__What to work on__: Exactly as written, print each record in the listing.

__Listed records__:
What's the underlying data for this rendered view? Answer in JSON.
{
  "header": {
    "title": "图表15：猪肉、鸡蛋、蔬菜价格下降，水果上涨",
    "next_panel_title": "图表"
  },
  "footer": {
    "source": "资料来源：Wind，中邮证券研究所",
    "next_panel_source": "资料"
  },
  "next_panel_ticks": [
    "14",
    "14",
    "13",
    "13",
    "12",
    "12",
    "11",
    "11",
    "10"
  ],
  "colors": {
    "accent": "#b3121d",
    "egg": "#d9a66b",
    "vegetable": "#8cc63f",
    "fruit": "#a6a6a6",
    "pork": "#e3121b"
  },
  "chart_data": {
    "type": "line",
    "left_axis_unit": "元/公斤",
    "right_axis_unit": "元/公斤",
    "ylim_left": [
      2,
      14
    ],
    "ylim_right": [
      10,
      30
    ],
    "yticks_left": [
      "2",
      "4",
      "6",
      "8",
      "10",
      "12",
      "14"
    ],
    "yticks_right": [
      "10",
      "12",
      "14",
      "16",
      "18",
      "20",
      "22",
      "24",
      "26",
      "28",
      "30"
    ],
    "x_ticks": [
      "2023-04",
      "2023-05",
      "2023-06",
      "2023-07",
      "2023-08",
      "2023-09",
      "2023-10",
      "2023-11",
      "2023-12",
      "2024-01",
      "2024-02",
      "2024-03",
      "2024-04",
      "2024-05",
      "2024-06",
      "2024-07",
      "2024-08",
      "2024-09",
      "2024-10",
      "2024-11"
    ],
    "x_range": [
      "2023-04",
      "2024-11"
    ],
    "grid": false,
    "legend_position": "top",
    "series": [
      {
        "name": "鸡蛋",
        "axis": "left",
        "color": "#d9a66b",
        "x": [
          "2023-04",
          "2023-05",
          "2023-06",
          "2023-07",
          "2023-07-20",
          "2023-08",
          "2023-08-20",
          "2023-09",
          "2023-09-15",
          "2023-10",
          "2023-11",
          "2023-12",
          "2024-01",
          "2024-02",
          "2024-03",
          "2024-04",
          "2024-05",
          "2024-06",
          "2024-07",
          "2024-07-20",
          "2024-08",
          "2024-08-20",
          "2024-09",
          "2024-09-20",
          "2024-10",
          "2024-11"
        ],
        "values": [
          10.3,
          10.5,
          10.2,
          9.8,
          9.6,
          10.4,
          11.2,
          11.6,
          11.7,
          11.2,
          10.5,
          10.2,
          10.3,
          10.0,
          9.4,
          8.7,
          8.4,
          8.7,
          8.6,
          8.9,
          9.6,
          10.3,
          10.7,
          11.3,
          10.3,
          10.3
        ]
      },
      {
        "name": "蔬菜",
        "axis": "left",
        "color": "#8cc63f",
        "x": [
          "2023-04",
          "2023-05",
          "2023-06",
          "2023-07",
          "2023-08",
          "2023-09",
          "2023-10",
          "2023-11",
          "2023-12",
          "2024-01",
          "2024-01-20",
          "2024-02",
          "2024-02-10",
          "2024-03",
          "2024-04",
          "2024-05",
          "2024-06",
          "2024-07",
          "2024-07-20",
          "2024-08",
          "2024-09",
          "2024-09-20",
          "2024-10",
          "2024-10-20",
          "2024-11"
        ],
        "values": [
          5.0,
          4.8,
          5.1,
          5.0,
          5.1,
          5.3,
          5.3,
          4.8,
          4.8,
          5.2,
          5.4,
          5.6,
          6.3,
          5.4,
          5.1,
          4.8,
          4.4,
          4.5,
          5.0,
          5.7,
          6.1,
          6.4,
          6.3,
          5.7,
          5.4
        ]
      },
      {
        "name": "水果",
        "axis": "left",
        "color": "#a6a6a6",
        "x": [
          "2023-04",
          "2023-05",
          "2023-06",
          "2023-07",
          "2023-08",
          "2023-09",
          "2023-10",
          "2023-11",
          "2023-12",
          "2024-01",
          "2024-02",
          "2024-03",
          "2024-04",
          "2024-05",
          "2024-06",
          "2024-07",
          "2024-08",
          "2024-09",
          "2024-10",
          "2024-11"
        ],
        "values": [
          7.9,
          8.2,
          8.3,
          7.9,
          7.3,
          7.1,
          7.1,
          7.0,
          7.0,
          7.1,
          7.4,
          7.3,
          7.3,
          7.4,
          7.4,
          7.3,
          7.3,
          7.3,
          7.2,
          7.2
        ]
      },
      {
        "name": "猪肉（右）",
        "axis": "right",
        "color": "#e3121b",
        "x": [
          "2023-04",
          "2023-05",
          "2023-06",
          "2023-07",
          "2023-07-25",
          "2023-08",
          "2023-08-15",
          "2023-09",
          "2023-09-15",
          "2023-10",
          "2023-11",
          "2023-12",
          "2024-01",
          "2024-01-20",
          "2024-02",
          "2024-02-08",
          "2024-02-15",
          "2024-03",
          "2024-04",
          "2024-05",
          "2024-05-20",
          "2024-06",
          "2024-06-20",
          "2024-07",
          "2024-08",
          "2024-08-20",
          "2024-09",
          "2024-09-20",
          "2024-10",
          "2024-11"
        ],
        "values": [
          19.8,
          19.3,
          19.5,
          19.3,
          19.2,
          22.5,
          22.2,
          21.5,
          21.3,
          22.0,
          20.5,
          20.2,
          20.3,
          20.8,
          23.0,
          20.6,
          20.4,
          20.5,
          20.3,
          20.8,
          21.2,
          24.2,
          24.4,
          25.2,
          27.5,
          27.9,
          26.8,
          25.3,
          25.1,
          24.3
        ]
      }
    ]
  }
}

__Written response__:
What's the underlying data for this rendered view? Answer in JSON.
{
  "header": {
    "title": "图表15：猪肉、鸡蛋、蔬菜价格下降，水果上涨",
    "next_panel_title": "图表"
  },
  "footer": {
    "source": "资料来源：Wind，中邮证券研究所",
    "next_panel_source": "资料"
  },
  "next_panel_ticks": [
    "14",
    "14",
    "13",
    "13",
    "12",
    "12",
    "11",
    "11",
    "10"
  ],
  "colors": {
    "accent": "#b3121d",
    "egg": "#d9a66b",
    "vegetable": "#8cc63f",
    "fruit": "#a6a6a6",
    "pork": "#e3121b"
  },
  "chart_data": {
    "type": "line",
    "left_axis_unit": "元/公斤",
    "right_axis_unit": "元/公斤",
    "ylim_left": [
      2,
      14
    ],
    "ylim_right": [
      10,
      30
    ],
    "yticks_left": [
      "2",
      "4",
      "6",
      "8",
      "10",
      "12",
      "14"
    ],
    "yticks_right": [
      "10",
      "12",
      "14",
      "16",
      "18",
      "20",
      "22",
      "24",
      "26",
      "28",
      "30"
    ],
    "x_ticks": [
      "2023-04",
      "2023-05",
      "2023-06",
      "2023-07",
      "2023-08",
      "2023-09",
      "2023-10",
      "2023-11",
      "2023-12",
      "2024-01",
      "2024-02",
      "2024-03",
      "2024-04",
      "2024-05",
      "2024-06",
      "2024-07",
      "2024-08",
      "2024-09",
      "2024-10",
      "2024-11"
    ],
    "x_range": [
      "2023-04",
      "2024-11"
    ],
    "grid": false,
    "legend_position": "top",
    "series": [
      {
        "name": "鸡蛋",
        "axis": "left",
        "color": "#d9a66b",
        "x": [
          "2023-04",
          "2023-05",
          "2023-06",
          "2023-07",
          "2023-07-20",
          "2023-08",
          "2023-08-20",
          "2023-09",
          "2023-09-15",
          "2023-10",
          "2023-11",
          "2023-12",
          "2024-01",
          "2024-02",
          "2024-03",
          "2024-04",
          "2024-05",
          "2024-06",
          "2024-07",
          "2024-07-20",
          "2024-08",
          "2024-08-20",
          "2024-09",
          "2024-09-20",
          "2024-10",
          "2024-11"
        ],
        "values": [
          10.3,
          10.5,
          10.2,
          9.8,
          9.6,
          10.4,
          11.2,
          11.6,
          11.7,
          11.2,
          10.5,
          10.2,
          10.3,
          10.0,
          9.4,
          8.7,
          8.4,
          8.7,
          8.6,
          8.9,
          9.6,
          10.3,
          10.7,
          11.3,
          10.3,
          10.3
        ]
      },
      {
        "name": "蔬菜",
        "axis": "left",
        "color": "#8cc63f",
        "x": [
          "2023-04",
          "2023-05",
          "2023-06",
          "2023-07",
          "2023-08",
          "2023-09",
          "2023-10",
          "2023-11",
          "2023-12",
          "2024-01",
          "2024-01-20",
          "2024-02",
          "2024-02-10",
          "2024-03",
          "2024-04",
          "2024-05",
          "2024-06",
          "2024-07",
          "2024-07-20",
          "2024-08",
          "2024-09",
          "2024-09-20",
          "2024-10",
          "2024-10-20",
          "2024-11"
        ],
        "values": [
          5.0,
          4.8,
          5.1,
          5.0,
          5.1,
          5.3,
          5.3,
          4.8,
          4.8,
          5.2,
          5.4,
          5.6,
          6.3,
          5.4,
          5.1,
          4.8,
          4.4,
          4.5,
          5.0,
          5.7,
          6.1,
          6.4,
          6.3,
          5.7,
          5.4
        ]
      },
      {
        "name": "水果",
        "axis": "left",
        "color": "#a6a6a6",
        "x": [
          "2023-04",
          "2023-05",
          "2023-06",
          "2023-07",
          "2023-08",
          "2023-09",
          "2023-10",
          "2023-11",
          "2023-12",
          "2024-01",
          "2024-02",
          "2024-03",
          "2024-04",
          "2024-05",
          "2024-06",
          "2024-07",
          "2024-08",
          "2024-09",
          "2024-10",
          "2024-11"
        ],
        "values": [
          7.9,
          8.2,
          8.3,
          7.9,
          7.3,
          7.1,
          7.1,
          7.0,
          7.0,
          7.1,
          7.4,
          7.3,
          7.3,
          7.4,
          7.4,
          7.3,
          7.3,
          7.3,
          7.2,
          7.2
        ]
      },
      {
        "name": "猪肉（右）",
        "axis": "right",
        "color": "#e3121b",
        "x": [
          "2023-04",
          "2023-05",
          "2023-06",
          "2023-07",
          "2023-07-25",
          "2023-08",
          "2023-08-15",
          "2023-09",
          "2023-09-15",
          "2023-10",
          "2023-11",
          "2023-12",
          "2024-01",
          "2024-01-20",
          "2024-02",
          "2024-02-08",
          "2024-02-15",
          "2024-03",
          "2024-04",
          "2024-05",
          "2024-05-20",
          "2024-06",
          "2024-06-20",
          "2024-07",
          "2024-08",
          "2024-08-20",
          "2024-09",
          "2024-09-20",
          "2024-10",
          "2024-11"
        ],
        "values": [
          19.8,
          19.3,
          19.5,
          19.3,
          19.2,
          22.5,
          22.2,
          21.5,
          21.3,
          22.0,
          20.5,
          20.2,
          20.3,
          20.8,
          23.0,
          20.6,
          20.4,
          20.5,
          20.3,
          20.8,
          21.2,
          24.2,
          24.4,
          25.2,
          27.5,
          27.9,
          26.8,
          25.3,
          25.1,
          24.3
        ]
      }
    ]
  }
}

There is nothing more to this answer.